Data entries
☆ ☆ ☆ ☆ ☆
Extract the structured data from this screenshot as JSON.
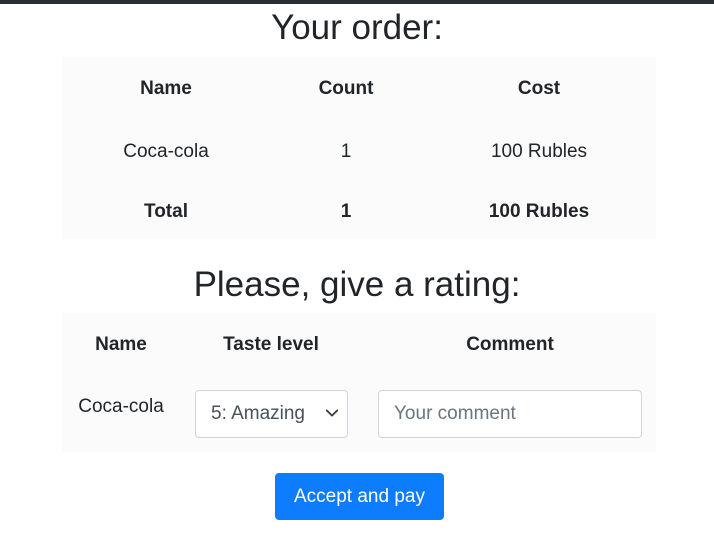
{
  "order": {
    "title": "Your order:",
    "headers": {
      "name": "Name",
      "count": "Count",
      "cost": "Cost"
    },
    "rows": [
      {
        "name": "Coca-cola",
        "count": "1",
        "cost": "100 Rubles"
      }
    ],
    "total": {
      "label": "Total",
      "count": "1",
      "cost": "100 Rubles"
    }
  },
  "rating": {
    "title": "Please, give a rating:",
    "headers": {
      "name": "Name",
      "taste": "Taste level",
      "comment": "Comment"
    },
    "rows": [
      {
        "name": "Coca-cola",
        "taste_selected": "5: Amazing",
        "comment_placeholder": "Your comment"
      }
    ]
  },
  "actions": {
    "accept_label": "Accept and pay"
  },
  "colors": {
    "accent": "#0d7cff",
    "top_bar": "#2b2d31",
    "panel_background": "#fbfbfb"
  },
  "icons": {
    "select_arrow": "chevron-down-icon"
  }
}
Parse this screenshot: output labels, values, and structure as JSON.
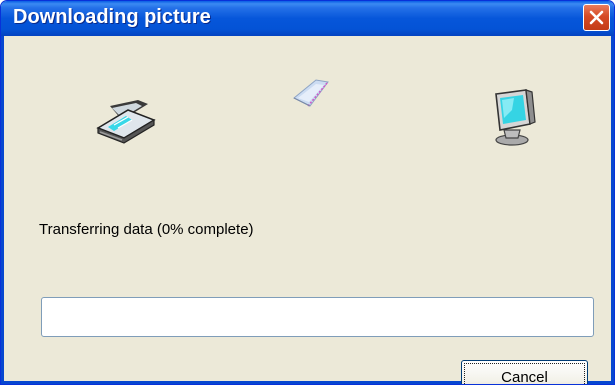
{
  "window": {
    "title": "Downloading picture",
    "close_label": "Close"
  },
  "icons": {
    "source": "scanner-icon",
    "transfer": "flying-picture-icon",
    "destination": "computer-icon"
  },
  "status": {
    "text": "Transferring data (0% complete)",
    "progress_fraction": 0
  },
  "buttons": {
    "cancel_label": "Cancel"
  },
  "colors": {
    "titlebar": "#0656da",
    "dialog_background": "#ece9d8",
    "close_button": "#d64b26"
  }
}
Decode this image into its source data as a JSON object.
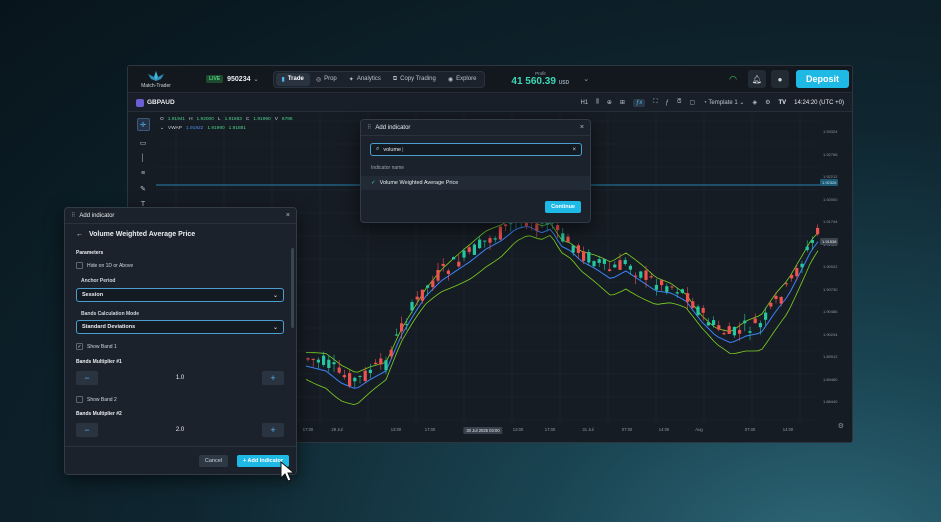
{
  "brand": {
    "name": "Match-Trader"
  },
  "account": {
    "badge": "LIVE",
    "id": "950234"
  },
  "nav": {
    "tabs": [
      {
        "label": "Trade",
        "icon": "chart-bar-icon"
      },
      {
        "label": "Prop",
        "icon": "prop-icon"
      },
      {
        "label": "Analytics",
        "icon": "analytics-icon"
      },
      {
        "label": "Copy Trading",
        "icon": "copy-icon"
      },
      {
        "label": "Explore",
        "icon": "explore-icon"
      }
    ]
  },
  "profit": {
    "label": "Profit",
    "value": "41 560.39",
    "currency": "USD"
  },
  "deposit_label": "Deposit",
  "chart_header": {
    "symbol": "GBPAUD",
    "timeframe": "H1",
    "template": "Template 1",
    "clock": "14:24:20 (UTC +0)"
  },
  "ohlc": {
    "o_lbl": "O",
    "o": "1.91941",
    "h_lbl": "H",
    "h": "1.92000",
    "l_lbl": "L",
    "l": "1.91863",
    "c_lbl": "C",
    "c": "1.91990",
    "v_lbl": "V",
    "v": "6786"
  },
  "vwap": {
    "label": "VWAP",
    "v1": "1.91922",
    "v2": "1.91990",
    "v3": "1.91881"
  },
  "y_axis": {
    "ticks": [
      "1.93324",
      "1.92768",
      "1.92212",
      "1.92000",
      "1.91744",
      "1.91322",
      "1.90922",
      "1.90730",
      "1.90486",
      "1.90244",
      "1.89912",
      "1.89480",
      "1.88440"
    ],
    "current": "1.92326",
    "marker": "1.91538"
  },
  "x_axis": {
    "ticks": [
      "17:00",
      "29 Jul",
      "13:00",
      "17:00",
      "30 Jul 2025 03:00",
      "13:00",
      "17:00",
      "31 Jul",
      "07:00",
      "14:00",
      "Aug",
      "07:00",
      "14:00"
    ]
  },
  "add_indicator_dialog": {
    "title": "Add indicator",
    "search_value": "volume",
    "list_header": "Indicator name",
    "result": "Volume Weighted Average Price",
    "continue_label": "Continue"
  },
  "vwap_dialog": {
    "title": "Add indicator",
    "subtitle": "Volume Weighted Average Price",
    "parameters_label": "Parameters",
    "hide_label": "Hide on 1D or Above",
    "anchor_label": "Anchor Period",
    "anchor_value": "Session",
    "bands_mode_label": "Bands Calculation Mode",
    "bands_mode_value": "Standard Deviations",
    "show_band1": "Show Band 1",
    "mult1_label": "Bands Multiplier #1",
    "mult1_value": "1.0",
    "show_band2": "Show Band 2",
    "mult2_label": "Bands Multiplier #2",
    "mult2_value": "2.0",
    "cancel_label": "Cancel",
    "add_label": "+ Add Indicator"
  },
  "colors": {
    "accent": "#1fb9e6",
    "up": "#26c6a0",
    "down": "#ef5350",
    "vwap": "#3b82f6",
    "band": "#7ed321",
    "hline": "#2aa5d8"
  }
}
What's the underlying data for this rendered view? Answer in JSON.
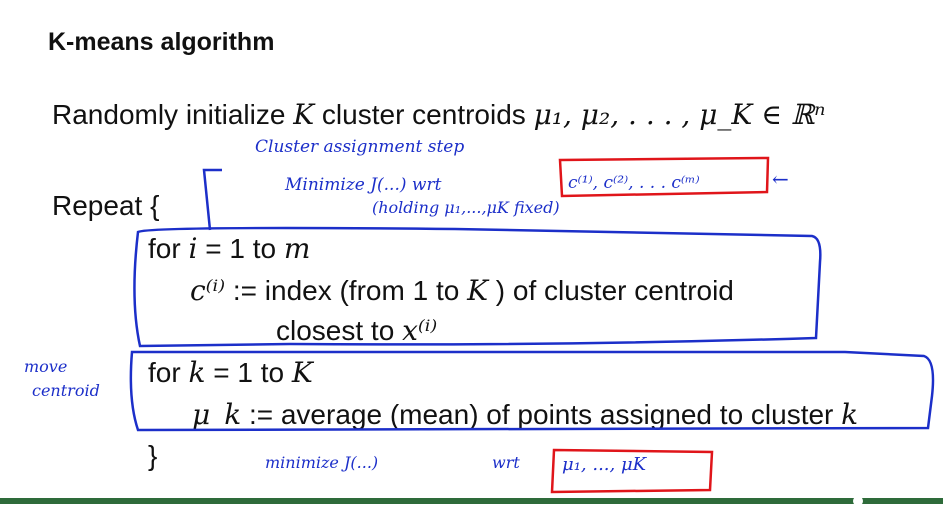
{
  "slide": {
    "title": "K-means algorithm",
    "init_line": {
      "text": "Randomly initialize",
      "var_K": "K",
      "text2": "cluster centroids",
      "math": "μ₁, μ₂, . . . , μ_K ∈ ℝⁿ"
    },
    "repeat_label": "Repeat {",
    "loop1": {
      "for_text": "for",
      "var": "i",
      "range": "= 1 to",
      "end": "m",
      "assign_lhs": "c⁽ⁱ⁾",
      "assign_text": ":= index (from 1 to",
      "assign_K": "K",
      "assign_text2": ") of cluster centroid",
      "closest_text": "closest to",
      "closest_var": "x⁽ⁱ⁾"
    },
    "loop2": {
      "for_text": "for",
      "var": "k",
      "range": "= 1 to",
      "end": "K",
      "assign_lhs": "μ_k",
      "assign_text": ":= average (mean) of points assigned to cluster",
      "assign_var": "k"
    },
    "close_brace": "}"
  },
  "annotations": {
    "cluster_step": "Cluster assignment step",
    "minimize_line": "Minimize J(...) wrt",
    "c_vars": "c⁽¹⁾, c⁽²⁾, . . . c⁽ᵐ⁾",
    "arrow": "←",
    "holding": "(holding μ₁,...,μK fixed)",
    "move_centroid_1": "move",
    "move_centroid_2": "centroid",
    "minimize_bottom": "minimize J(...)",
    "wrt_bottom": "wrt",
    "mu_vars": "μ₁, ..., μK"
  },
  "colors": {
    "ink_blue": "#1c2fc9",
    "ink_red": "#e0151a",
    "footer_green": "#2e6b3a"
  }
}
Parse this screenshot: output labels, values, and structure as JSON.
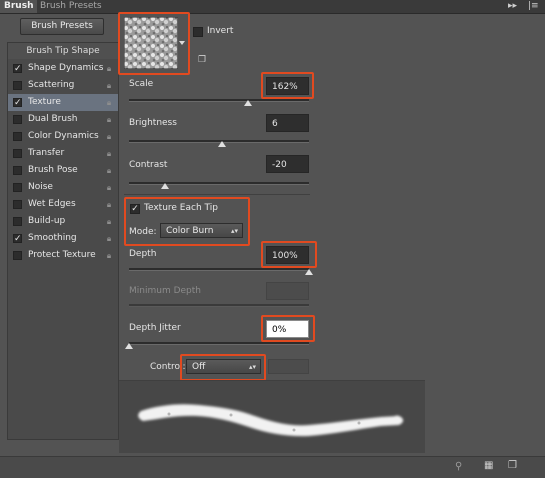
{
  "tabs": [
    {
      "label": "Brush",
      "active": true
    },
    {
      "label": "Brush Presets",
      "active": false
    }
  ],
  "window_controls": {
    "collapse_icon": "double-chevron-right-icon",
    "menu_icon": "panel-menu-icon",
    "collapse": "▸▸",
    "menu": "|≡"
  },
  "brush_presets_button": "Brush Presets",
  "sidebar": {
    "header": "Brush Tip Shape",
    "items": [
      {
        "label": "Shape Dynamics",
        "checked": true,
        "selected": false
      },
      {
        "label": "Scattering",
        "checked": false,
        "selected": false
      },
      {
        "label": "Texture",
        "checked": true,
        "selected": true
      },
      {
        "label": "Dual Brush",
        "checked": false,
        "selected": false
      },
      {
        "label": "Color Dynamics",
        "checked": false,
        "selected": false
      },
      {
        "label": "Transfer",
        "checked": false,
        "selected": false
      },
      {
        "label": "Brush Pose",
        "checked": false,
        "selected": false
      },
      {
        "label": "Noise",
        "checked": false,
        "selected": false
      },
      {
        "label": "Wet Edges",
        "checked": false,
        "selected": false
      },
      {
        "label": "Build-up",
        "checked": false,
        "selected": false
      },
      {
        "label": "Smoothing",
        "checked": true,
        "selected": false
      },
      {
        "label": "Protect Texture",
        "checked": false,
        "selected": false
      }
    ]
  },
  "texture": {
    "invert_label": "Invert",
    "invert_checked": false,
    "scale_label": "Scale",
    "scale_value": "162%",
    "scale_level": 0.5,
    "brightness_label": "Brightness",
    "brightness_value": "6",
    "brightness_level": 0.5,
    "contrast_label": "Contrast",
    "contrast_value": "-20",
    "contrast_level": 0.2,
    "texture_each_tip_label": "Texture Each Tip",
    "texture_each_tip_checked": true,
    "mode_label": "Mode:",
    "mode_value": "Color Burn",
    "depth_label": "Depth",
    "depth_value": "100%",
    "depth_level": 1.0,
    "min_depth_label": "Minimum Depth",
    "min_depth_value": "",
    "depth_jitter_label": "Depth Jitter",
    "depth_jitter_value": "0%",
    "depth_jitter_level": 0.0,
    "control_label": "Control:",
    "control_value": "Off"
  },
  "colors": {
    "highlight": "#e14a20",
    "selected_row": "#6a7380",
    "panel": "#535353"
  }
}
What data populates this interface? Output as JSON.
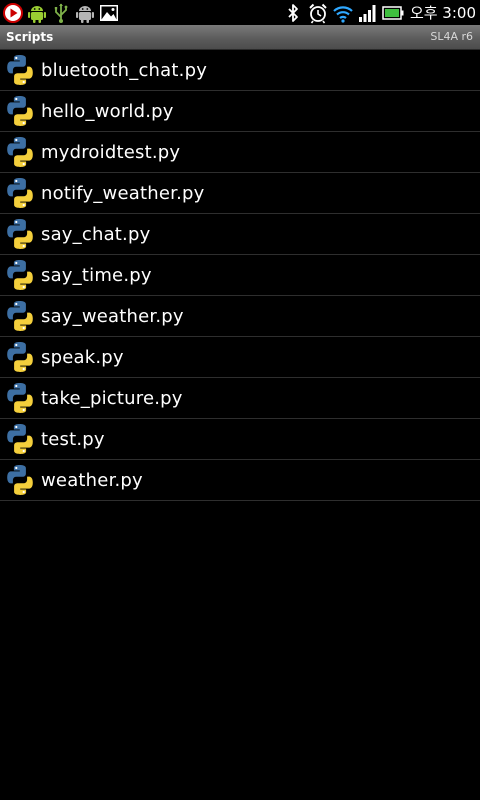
{
  "status_bar": {
    "left_icons": [
      "media-play-icon",
      "android-icon",
      "usb-icon",
      "android-debug-icon",
      "gallery-icon"
    ],
    "right_icons": [
      "bluetooth-icon",
      "alarm-icon",
      "wifi-icon",
      "signal-icon",
      "battery-icon"
    ],
    "clock": "오후 3:00"
  },
  "title_bar": {
    "title": "Scripts",
    "version": "SL4A r6"
  },
  "scripts": [
    {
      "name": "bluetooth_chat.py"
    },
    {
      "name": "hello_world.py"
    },
    {
      "name": "mydroidtest.py"
    },
    {
      "name": "notify_weather.py"
    },
    {
      "name": "say_chat.py"
    },
    {
      "name": "say_time.py"
    },
    {
      "name": "say_weather.py"
    },
    {
      "name": "speak.py"
    },
    {
      "name": "take_picture.py"
    },
    {
      "name": "test.py"
    },
    {
      "name": "weather.py"
    }
  ],
  "colors": {
    "background": "#000000",
    "python_blue": "#3d6fa3",
    "python_yellow": "#f4cf3c",
    "divider": "#2e2e2e"
  }
}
☆ ☆ ☆ ☆ ☆
Each line that has the word "JSON" should be copied.

# [Exercise solution]
Extract the structured data from this screenshot as JSON.
Parse this screenshot: output labels, values, and structure as JSON.
Decode this image into its source data as a JSON object.
What's the underlying data for this rendered view? Answer in JSON.
Parse this screenshot: output labels, values, and structure as JSON.
What data populates this interface? Output as JSON.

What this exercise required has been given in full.